((

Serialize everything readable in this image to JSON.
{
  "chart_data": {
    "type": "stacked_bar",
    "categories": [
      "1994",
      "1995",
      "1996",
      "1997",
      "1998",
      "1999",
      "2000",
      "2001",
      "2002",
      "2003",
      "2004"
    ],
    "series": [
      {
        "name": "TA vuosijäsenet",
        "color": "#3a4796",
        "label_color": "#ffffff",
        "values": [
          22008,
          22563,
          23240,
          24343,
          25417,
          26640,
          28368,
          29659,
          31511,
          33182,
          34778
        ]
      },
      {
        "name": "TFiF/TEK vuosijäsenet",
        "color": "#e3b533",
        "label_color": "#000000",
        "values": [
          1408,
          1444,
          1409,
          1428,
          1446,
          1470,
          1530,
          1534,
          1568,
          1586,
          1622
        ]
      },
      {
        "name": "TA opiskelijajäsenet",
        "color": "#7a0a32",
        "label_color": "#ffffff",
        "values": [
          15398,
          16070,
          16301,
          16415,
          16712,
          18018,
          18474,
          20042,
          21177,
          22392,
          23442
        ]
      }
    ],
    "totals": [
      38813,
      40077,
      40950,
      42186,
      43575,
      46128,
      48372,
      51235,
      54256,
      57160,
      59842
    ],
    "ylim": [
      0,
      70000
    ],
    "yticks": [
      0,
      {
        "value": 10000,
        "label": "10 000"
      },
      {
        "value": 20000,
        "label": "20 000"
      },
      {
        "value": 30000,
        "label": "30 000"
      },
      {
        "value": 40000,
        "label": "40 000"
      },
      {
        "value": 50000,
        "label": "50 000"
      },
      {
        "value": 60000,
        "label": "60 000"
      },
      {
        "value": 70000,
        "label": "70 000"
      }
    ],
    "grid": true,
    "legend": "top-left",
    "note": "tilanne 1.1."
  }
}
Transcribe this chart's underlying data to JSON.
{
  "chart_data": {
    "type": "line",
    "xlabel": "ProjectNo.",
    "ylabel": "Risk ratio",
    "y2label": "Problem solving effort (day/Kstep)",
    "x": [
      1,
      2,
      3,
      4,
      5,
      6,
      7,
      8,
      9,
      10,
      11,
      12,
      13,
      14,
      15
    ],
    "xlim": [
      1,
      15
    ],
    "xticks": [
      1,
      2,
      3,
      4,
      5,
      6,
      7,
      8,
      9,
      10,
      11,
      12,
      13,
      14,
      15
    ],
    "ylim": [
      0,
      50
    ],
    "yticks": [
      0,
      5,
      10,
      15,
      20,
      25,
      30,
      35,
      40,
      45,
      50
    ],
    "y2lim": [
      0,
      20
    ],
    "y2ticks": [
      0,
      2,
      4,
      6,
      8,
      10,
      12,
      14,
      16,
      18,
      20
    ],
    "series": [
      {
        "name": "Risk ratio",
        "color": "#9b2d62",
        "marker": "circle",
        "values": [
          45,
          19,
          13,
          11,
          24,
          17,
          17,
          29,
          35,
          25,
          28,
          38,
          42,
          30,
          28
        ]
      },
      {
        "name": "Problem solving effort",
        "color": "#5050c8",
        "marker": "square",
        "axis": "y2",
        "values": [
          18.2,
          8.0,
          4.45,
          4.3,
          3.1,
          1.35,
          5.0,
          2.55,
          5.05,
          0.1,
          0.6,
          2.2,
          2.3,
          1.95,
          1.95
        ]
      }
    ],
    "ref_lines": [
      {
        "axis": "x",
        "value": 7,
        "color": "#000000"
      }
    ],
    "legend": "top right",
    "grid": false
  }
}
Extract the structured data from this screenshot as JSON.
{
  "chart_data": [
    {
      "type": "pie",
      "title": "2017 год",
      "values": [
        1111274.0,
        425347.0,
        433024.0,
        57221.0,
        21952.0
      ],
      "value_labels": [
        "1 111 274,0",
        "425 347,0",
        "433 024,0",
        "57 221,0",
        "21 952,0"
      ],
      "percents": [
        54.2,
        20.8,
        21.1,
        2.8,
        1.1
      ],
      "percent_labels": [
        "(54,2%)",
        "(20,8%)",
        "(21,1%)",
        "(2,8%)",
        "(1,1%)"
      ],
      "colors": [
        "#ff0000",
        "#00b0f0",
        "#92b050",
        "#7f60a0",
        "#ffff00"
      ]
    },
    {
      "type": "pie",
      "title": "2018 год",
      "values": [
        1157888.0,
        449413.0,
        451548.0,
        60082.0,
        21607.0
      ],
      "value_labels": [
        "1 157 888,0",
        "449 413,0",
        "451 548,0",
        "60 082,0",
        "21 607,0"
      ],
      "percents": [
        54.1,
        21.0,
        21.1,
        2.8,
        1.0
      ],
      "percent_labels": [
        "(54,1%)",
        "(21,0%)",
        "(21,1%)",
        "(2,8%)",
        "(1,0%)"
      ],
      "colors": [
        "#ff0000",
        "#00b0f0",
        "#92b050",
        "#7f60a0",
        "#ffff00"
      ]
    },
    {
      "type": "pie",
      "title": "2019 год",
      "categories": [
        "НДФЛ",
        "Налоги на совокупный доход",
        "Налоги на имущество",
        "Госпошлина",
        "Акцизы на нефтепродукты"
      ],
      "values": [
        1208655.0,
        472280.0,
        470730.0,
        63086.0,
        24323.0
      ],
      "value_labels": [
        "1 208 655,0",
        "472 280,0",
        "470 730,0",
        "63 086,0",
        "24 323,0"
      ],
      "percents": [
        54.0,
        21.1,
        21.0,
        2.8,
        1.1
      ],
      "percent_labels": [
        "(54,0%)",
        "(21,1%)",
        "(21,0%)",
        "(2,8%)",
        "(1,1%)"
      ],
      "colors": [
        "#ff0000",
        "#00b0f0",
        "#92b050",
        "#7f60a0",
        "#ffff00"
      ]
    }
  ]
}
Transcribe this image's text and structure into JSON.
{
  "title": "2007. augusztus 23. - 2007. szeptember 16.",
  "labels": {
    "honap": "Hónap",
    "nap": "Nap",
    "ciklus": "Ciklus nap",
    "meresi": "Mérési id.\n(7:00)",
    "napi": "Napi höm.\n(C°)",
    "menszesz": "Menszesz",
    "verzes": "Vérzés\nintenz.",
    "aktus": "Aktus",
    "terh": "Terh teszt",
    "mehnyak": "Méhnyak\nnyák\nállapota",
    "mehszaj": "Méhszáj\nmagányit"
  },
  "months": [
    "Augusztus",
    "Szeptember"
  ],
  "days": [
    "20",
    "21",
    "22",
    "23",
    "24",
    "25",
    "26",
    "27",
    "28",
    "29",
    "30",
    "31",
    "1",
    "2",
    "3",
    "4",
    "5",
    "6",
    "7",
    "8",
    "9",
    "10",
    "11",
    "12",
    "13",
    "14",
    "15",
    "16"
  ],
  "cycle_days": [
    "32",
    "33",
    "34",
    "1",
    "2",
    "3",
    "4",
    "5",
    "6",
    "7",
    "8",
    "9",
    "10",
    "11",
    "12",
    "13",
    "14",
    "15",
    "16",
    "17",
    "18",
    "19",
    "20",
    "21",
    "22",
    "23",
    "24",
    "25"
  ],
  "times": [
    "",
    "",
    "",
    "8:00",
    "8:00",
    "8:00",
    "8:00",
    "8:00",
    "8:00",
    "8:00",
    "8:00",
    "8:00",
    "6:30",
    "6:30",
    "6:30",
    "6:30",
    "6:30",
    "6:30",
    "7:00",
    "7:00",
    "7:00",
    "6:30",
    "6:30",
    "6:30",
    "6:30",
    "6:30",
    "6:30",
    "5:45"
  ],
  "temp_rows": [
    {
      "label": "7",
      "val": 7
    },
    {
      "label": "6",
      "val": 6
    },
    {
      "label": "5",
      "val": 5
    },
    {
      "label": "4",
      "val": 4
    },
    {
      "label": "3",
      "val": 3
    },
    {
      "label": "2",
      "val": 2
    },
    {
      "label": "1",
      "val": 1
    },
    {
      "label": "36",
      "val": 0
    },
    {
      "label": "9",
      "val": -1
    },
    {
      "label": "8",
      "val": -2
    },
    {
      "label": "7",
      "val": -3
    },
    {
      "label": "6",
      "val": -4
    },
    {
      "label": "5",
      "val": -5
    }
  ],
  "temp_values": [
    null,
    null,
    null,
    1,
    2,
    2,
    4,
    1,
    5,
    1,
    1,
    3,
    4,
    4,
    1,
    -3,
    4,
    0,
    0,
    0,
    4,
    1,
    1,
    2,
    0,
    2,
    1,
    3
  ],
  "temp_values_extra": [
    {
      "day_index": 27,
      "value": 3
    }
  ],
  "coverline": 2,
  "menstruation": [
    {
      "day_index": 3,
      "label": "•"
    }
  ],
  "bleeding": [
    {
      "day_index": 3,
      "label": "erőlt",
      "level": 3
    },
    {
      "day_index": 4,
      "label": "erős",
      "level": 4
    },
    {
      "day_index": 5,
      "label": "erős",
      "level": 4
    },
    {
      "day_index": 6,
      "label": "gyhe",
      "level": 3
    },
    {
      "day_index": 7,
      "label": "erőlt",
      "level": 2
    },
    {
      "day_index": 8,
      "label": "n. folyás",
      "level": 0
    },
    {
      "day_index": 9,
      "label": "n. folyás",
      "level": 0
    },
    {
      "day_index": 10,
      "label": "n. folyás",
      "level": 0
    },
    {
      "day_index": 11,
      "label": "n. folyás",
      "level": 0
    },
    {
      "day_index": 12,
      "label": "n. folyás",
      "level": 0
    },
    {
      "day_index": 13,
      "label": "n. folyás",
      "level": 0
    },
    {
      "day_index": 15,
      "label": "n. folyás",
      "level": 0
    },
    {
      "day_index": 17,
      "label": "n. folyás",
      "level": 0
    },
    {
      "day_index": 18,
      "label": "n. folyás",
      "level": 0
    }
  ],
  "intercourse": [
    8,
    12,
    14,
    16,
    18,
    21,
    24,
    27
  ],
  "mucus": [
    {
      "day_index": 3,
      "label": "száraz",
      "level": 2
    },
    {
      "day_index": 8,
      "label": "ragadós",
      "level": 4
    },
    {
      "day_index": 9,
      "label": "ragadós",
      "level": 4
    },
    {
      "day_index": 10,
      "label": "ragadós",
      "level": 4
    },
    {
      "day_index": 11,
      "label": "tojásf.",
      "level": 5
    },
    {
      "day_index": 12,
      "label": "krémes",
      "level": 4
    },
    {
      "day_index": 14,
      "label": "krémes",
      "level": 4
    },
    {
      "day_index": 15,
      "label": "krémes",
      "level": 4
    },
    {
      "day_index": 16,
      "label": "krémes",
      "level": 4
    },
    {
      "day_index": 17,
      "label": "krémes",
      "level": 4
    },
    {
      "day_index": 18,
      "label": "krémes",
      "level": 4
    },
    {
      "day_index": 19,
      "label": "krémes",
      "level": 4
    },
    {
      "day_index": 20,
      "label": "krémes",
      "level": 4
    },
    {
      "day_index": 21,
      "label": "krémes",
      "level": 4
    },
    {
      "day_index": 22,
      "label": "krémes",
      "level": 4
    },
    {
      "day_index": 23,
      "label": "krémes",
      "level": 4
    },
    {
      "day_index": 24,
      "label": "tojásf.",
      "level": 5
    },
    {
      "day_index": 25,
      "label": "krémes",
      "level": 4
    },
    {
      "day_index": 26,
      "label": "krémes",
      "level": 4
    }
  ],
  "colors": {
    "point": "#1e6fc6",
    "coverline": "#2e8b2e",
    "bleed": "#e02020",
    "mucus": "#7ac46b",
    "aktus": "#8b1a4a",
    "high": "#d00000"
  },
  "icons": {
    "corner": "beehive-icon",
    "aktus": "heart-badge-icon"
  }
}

))

YOUR GOAL
What is the number of lines in this material that hold the string "name"? Answer with that number only.

PROBLEM SOLUTION
5